Out of the lines below, please list those that hold the string "matrix".

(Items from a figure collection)
════
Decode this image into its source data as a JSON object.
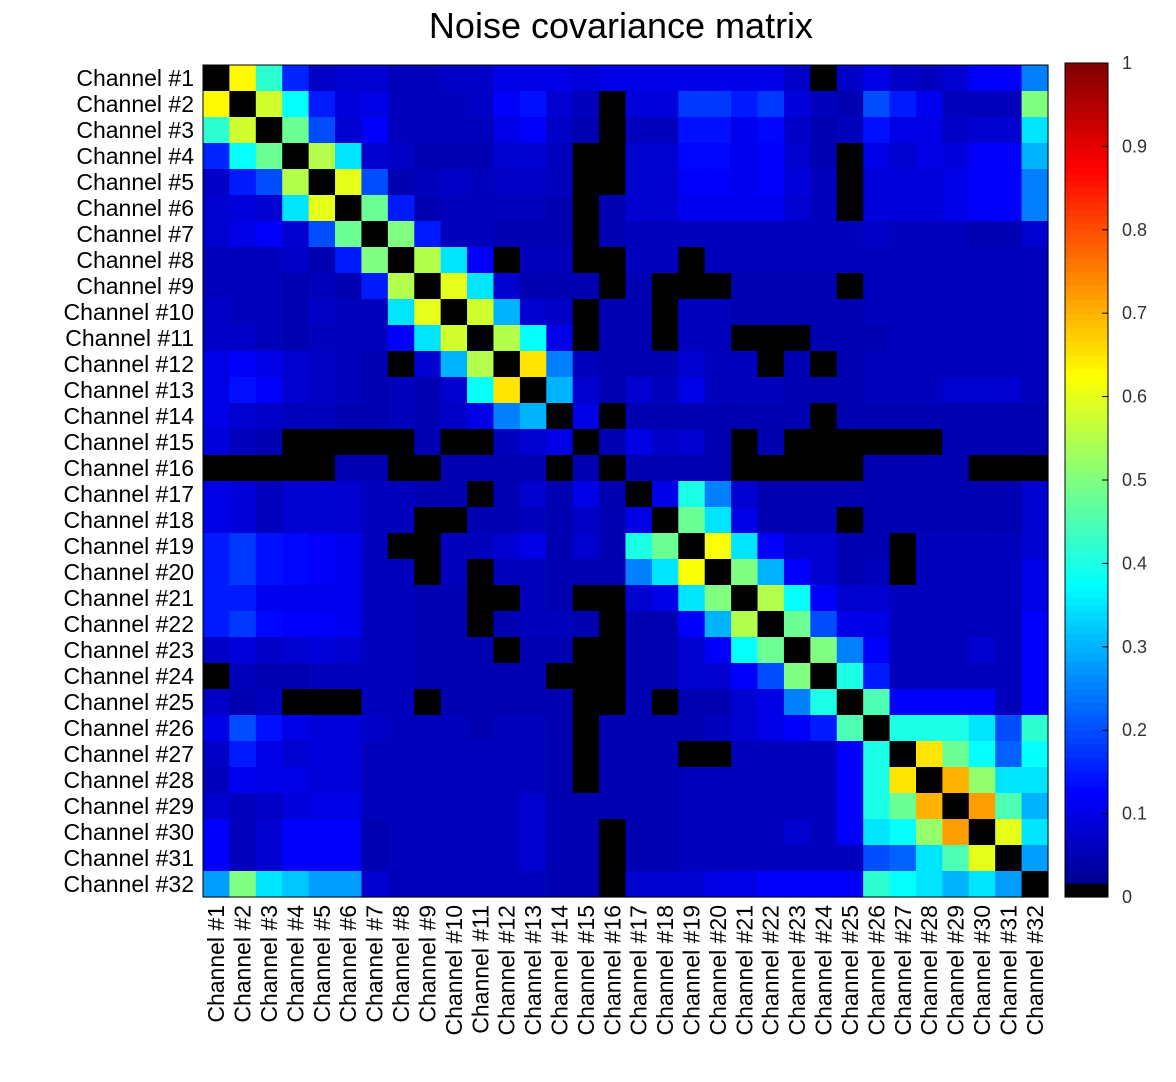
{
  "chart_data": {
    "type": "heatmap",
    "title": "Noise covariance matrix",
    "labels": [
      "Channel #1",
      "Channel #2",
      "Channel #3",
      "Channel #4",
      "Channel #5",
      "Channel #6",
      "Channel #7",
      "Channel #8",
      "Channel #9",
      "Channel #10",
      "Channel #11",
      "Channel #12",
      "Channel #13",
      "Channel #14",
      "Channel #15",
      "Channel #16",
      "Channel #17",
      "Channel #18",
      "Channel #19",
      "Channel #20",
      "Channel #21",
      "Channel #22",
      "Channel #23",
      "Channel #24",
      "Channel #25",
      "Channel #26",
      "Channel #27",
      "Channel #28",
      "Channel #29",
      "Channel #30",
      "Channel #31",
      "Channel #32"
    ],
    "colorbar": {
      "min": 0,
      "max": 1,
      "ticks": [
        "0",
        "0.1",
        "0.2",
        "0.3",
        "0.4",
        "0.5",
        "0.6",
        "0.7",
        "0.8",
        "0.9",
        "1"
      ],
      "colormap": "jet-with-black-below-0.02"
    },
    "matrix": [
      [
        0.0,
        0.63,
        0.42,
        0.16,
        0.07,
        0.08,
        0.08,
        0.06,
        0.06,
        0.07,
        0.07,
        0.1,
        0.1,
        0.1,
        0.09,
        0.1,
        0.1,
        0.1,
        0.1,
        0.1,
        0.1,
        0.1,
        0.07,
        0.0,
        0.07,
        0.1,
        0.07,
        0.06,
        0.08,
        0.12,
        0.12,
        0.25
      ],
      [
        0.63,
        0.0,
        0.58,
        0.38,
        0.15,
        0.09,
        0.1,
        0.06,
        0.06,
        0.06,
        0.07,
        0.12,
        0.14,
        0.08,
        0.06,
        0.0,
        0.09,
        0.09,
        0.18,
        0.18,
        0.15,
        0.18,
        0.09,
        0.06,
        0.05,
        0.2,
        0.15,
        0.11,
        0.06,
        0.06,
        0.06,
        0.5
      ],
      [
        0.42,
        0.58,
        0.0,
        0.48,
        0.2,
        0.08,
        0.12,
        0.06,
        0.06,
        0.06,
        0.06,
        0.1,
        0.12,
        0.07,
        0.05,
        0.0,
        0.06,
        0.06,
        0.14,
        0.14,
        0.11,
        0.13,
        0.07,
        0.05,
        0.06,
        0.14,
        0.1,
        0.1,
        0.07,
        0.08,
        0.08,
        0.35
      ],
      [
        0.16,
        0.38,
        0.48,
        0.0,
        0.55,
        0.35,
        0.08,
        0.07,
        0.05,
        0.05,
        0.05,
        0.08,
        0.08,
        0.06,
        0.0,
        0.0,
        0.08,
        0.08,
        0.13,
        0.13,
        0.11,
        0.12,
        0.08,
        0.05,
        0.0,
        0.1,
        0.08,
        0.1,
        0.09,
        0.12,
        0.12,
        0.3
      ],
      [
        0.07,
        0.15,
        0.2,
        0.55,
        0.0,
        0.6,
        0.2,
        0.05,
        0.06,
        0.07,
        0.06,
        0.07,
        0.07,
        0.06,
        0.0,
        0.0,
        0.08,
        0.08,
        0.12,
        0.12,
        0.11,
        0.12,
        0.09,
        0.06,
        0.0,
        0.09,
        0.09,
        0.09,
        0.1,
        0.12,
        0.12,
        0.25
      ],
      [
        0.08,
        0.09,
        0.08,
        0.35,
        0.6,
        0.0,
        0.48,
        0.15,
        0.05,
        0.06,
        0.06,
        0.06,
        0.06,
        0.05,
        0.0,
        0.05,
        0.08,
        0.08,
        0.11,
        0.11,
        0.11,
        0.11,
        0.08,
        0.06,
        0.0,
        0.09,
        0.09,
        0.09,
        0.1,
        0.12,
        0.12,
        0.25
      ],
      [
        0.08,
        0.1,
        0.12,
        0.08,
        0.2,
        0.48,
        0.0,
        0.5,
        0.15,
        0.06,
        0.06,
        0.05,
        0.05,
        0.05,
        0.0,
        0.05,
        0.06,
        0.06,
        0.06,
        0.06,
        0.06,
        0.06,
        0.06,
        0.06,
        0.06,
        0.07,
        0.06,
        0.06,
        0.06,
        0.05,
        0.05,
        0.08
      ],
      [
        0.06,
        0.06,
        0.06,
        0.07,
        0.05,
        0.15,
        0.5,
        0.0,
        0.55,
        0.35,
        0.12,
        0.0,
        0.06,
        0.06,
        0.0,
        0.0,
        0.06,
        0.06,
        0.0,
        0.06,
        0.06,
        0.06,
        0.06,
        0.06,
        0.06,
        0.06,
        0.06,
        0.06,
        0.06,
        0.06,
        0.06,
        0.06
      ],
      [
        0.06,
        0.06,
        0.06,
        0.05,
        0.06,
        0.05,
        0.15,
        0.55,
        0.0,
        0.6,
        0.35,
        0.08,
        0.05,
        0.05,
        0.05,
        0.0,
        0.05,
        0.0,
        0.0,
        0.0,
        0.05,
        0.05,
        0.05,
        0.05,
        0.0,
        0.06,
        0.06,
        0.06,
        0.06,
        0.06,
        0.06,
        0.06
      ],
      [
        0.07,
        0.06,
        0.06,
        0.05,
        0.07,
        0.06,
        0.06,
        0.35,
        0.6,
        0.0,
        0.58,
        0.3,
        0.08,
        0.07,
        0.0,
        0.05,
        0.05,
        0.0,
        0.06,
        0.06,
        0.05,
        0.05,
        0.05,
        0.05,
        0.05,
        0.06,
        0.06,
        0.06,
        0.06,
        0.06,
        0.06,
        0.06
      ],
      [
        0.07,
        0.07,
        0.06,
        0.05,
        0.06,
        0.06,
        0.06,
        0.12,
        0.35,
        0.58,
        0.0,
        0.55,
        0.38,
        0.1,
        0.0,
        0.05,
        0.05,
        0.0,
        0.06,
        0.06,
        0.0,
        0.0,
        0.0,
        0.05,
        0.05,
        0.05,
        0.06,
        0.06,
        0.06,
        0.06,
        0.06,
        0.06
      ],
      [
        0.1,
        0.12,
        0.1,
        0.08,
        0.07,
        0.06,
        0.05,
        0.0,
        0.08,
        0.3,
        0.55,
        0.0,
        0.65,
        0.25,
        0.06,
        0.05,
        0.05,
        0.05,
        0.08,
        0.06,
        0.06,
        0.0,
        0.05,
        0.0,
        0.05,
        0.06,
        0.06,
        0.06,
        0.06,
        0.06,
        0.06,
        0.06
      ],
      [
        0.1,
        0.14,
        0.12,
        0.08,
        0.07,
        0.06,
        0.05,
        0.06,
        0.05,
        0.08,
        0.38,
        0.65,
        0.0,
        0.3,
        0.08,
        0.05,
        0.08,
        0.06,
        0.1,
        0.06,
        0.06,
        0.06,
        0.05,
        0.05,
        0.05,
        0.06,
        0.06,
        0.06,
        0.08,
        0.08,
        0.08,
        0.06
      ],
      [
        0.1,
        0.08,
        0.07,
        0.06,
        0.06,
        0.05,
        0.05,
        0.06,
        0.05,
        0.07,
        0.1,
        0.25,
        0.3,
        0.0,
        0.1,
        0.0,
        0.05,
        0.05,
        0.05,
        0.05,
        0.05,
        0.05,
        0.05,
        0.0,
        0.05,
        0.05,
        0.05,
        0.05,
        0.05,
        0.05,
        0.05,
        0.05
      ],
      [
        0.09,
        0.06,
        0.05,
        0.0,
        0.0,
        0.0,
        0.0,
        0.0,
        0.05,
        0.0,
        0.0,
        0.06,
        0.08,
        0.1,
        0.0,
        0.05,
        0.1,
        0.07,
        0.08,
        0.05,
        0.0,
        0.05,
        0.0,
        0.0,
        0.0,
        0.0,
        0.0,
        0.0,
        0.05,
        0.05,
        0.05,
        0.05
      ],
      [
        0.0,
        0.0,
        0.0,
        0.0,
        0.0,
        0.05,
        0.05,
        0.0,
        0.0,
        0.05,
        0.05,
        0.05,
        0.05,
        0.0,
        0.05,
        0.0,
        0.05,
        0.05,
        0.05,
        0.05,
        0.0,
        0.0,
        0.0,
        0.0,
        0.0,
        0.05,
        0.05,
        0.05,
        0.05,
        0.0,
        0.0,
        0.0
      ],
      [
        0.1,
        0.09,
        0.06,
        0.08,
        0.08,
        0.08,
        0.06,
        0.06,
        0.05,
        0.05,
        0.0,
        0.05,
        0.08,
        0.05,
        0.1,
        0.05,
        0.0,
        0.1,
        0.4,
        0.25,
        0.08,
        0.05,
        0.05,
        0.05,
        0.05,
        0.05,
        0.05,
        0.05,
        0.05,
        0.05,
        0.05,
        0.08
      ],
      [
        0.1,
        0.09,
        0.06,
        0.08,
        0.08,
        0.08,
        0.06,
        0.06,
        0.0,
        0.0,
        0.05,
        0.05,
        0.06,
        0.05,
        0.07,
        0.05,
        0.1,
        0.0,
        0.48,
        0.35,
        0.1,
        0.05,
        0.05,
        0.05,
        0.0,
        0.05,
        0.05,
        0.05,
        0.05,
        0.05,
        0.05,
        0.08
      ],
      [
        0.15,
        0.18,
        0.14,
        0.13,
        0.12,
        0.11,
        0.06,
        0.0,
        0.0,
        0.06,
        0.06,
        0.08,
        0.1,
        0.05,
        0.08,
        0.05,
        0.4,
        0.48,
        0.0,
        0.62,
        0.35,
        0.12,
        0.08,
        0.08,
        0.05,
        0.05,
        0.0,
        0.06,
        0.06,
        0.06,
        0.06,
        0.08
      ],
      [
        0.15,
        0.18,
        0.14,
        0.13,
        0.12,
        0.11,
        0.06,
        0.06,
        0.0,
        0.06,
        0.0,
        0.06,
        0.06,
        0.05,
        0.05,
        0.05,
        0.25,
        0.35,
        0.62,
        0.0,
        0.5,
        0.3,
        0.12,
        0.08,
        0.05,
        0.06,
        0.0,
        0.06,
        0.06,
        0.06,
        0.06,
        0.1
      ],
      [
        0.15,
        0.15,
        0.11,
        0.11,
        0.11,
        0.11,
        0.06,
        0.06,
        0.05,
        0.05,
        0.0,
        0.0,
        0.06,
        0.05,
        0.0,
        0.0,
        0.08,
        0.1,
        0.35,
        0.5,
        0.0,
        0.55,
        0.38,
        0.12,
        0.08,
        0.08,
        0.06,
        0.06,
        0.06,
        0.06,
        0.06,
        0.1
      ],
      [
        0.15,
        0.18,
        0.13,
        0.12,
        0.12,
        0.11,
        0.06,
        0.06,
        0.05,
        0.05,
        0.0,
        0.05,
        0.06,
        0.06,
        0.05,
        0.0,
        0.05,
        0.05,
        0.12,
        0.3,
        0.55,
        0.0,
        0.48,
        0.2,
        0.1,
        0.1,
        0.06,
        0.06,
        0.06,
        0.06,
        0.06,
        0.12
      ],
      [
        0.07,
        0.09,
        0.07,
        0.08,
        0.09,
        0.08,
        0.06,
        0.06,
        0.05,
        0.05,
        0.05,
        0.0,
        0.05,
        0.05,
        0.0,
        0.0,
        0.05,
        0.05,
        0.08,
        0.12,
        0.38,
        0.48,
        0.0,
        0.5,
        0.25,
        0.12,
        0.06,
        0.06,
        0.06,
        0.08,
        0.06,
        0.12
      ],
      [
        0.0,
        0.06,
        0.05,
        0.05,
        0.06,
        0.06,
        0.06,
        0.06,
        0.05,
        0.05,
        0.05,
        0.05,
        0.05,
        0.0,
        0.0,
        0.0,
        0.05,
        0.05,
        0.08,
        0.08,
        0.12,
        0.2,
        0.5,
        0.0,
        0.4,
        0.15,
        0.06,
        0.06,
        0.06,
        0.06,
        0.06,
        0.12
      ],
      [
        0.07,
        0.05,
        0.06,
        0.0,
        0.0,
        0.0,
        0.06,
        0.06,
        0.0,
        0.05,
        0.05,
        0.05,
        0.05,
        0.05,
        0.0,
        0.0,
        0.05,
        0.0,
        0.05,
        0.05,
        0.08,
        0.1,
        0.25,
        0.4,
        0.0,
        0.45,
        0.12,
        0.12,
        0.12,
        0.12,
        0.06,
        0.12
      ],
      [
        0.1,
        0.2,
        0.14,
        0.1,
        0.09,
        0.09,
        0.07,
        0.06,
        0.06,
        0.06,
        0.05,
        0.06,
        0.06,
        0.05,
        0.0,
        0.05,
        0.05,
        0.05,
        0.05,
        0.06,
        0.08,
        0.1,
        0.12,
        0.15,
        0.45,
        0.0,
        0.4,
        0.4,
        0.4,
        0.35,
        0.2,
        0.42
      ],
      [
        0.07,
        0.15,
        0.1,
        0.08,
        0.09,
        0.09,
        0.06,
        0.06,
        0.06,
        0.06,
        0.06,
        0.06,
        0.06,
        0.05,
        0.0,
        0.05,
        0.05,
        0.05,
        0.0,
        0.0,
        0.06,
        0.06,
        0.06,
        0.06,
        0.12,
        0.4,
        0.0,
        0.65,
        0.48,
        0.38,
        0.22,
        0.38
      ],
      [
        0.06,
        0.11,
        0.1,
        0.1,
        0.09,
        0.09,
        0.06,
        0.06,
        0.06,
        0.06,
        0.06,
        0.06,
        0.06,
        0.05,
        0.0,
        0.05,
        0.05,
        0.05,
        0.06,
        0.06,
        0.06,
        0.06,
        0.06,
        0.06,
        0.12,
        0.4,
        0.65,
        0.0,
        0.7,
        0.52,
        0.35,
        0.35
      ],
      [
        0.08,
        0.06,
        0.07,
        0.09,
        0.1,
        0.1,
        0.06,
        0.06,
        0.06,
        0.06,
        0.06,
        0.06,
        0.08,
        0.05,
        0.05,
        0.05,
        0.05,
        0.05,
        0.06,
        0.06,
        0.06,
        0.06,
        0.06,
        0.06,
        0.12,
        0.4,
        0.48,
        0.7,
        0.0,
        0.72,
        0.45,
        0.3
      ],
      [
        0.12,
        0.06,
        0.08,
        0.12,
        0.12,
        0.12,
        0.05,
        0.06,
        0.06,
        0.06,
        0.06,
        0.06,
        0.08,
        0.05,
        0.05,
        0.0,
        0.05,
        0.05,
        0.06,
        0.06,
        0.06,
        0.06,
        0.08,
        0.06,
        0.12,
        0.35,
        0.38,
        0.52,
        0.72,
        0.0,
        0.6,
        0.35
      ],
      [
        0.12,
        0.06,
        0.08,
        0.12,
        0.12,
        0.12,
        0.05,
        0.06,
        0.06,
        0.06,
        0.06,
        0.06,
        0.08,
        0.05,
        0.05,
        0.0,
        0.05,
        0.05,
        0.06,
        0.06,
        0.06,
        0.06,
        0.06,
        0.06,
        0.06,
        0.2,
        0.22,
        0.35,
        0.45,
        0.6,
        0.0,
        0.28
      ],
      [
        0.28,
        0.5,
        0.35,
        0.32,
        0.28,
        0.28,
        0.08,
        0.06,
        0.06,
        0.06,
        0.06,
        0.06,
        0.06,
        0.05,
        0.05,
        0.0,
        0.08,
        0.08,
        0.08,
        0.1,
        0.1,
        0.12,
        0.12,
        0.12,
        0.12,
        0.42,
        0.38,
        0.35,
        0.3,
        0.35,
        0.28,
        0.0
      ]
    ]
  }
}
════
**RESULT BELOW**
    "title": "Noise covariance matrix",
    "matrix": [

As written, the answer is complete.